Records provided
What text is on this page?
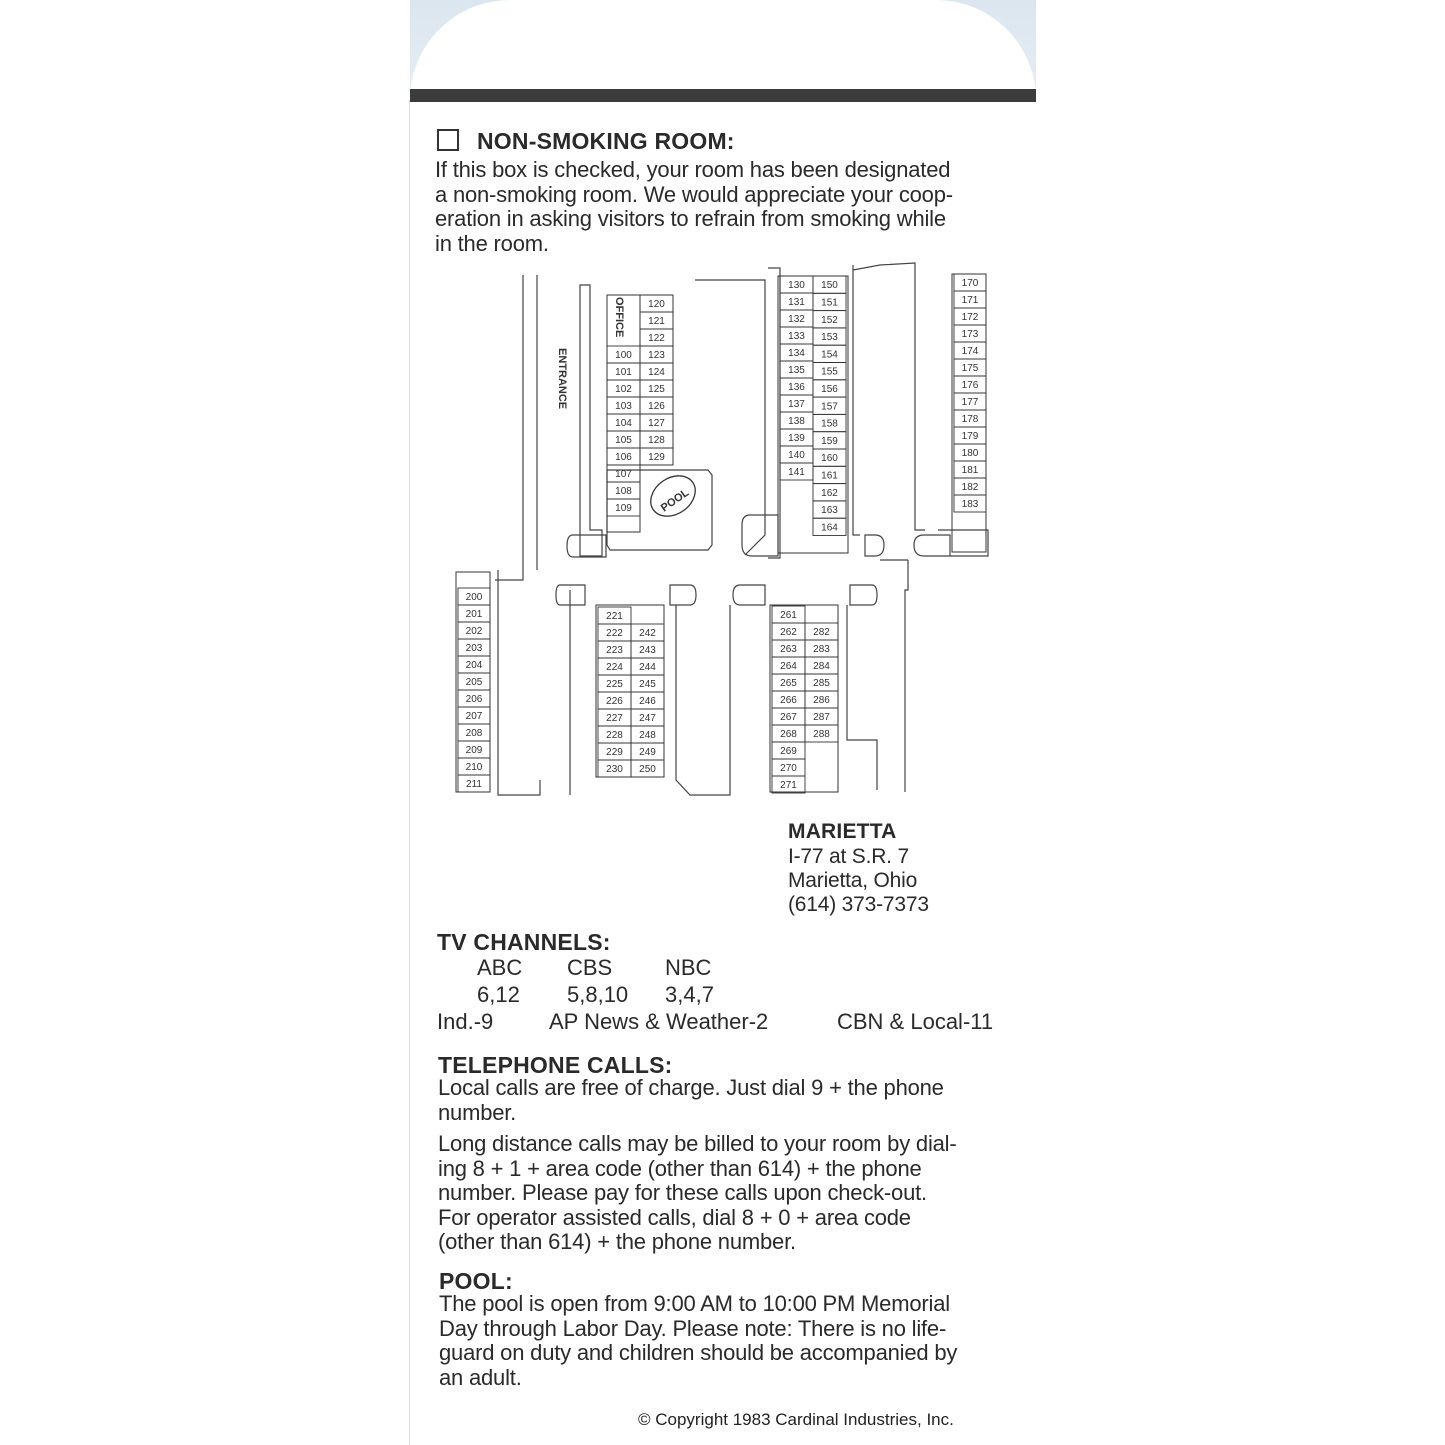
NON-SMOKING ROOM:
If this box is checked, your room has been designated
a non-smoking room. We would appreciate your coop-
eration in asking visitors to refrain from smoking while
in the room.
OFFICE
100
101
102
103
104
105
106
107
108
109
120
121
122
123
124
125
126
127
128
129
POOL
130
131
132
133
134
135
136
137
138
139
140
141
150
151
152
153
154
155
156
157
158
159
160
161
162
163
164
170
171
172
173
174
175
176
177
178
179
180
181
182
183
200
201
202
203
204
205
206
207
208
209
210
211
221
222
223
224
225
226
227
228
229
230
242
243
244
245
246
247
248
249
250
261
262
263
264
265
266
267
268
269
270
271
282
283
284
285
286
287
288
ENTRANCE
MARIETTA
I-77 at S.R. 7
Marietta, Ohio
(614) 373-7373
TV CHANNELS:
ABC CBS NBC
6,12 5,8,10 3,4,7
Ind.-9	AP News & Weather-2	CBN & Local-11
TELEPHONE CALLS:
Local calls are free of charge. Just dial 9 + the phone
number.
Long distance calls may be billed to your room by dial-
ing 8 + 1 + area code (other than 614) + the phone
number. Please pay for these calls upon check-out.
For operator assisted calls, dial 8 + 0 + area code
(other than 614) + the phone number.
POOL:
The pool is open from 9:00 AM to 10:00 PM Memorial
Day through Labor Day. Please note: There is no life-
guard on duty and children should be accompanied by
an adult.
© Copyright 1983 Cardinal Industries, Inc.
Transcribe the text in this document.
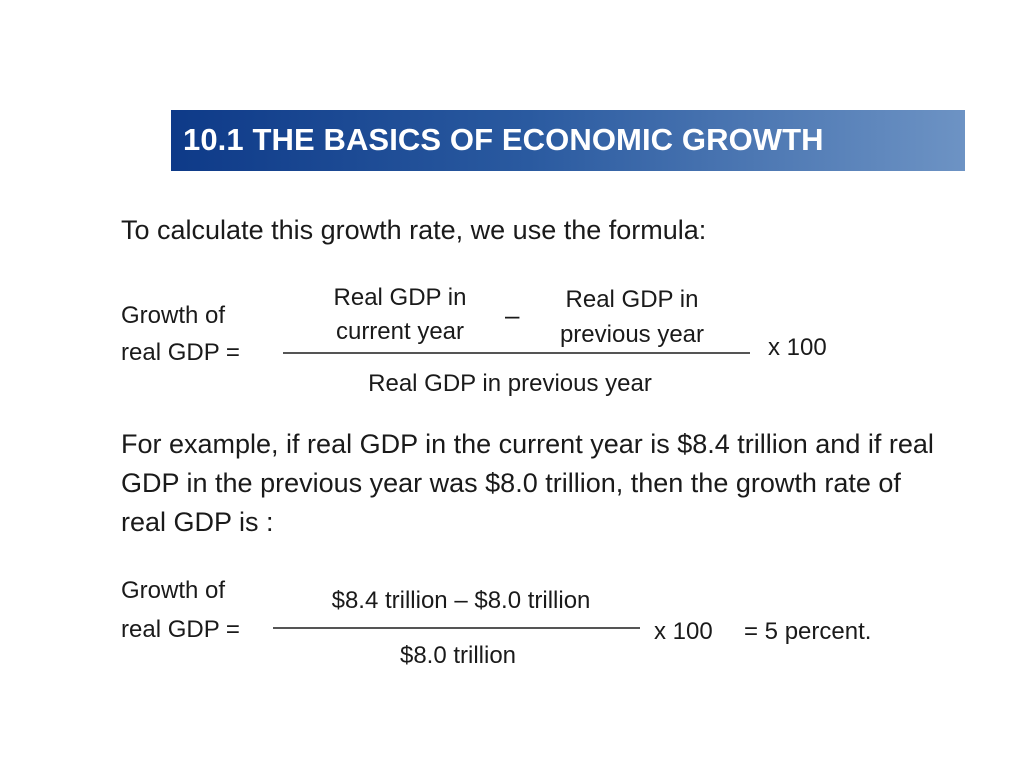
10.1 THE BASICS OF ECONOMIC GROWTH
To calculate this growth rate, we use the formula:
Growth of
real GDP =
Real GDP in
current year
–
Real GDP in
previous year
Real GDP in previous year
x 100
For example, if real GDP in the current year is $8.4 trillion and if real GDP in the previous year was $8.0 trillion, then the growth rate of real GDP is :
Growth of
real GDP =
$8.4 trillion – $8.0 trillion
$8.0 trillion
x 100 = 5 percent.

Required work
From the listing above, copy all lines holding the word "trillion".

Task result
For example, if real GDP in the current year is $8.4 trillion and if real GDP in the previous year was $8.0 trillion, then the growth rate of real GDP is :
$8.4 trillion – $8.0 trillion
$8.0 trillion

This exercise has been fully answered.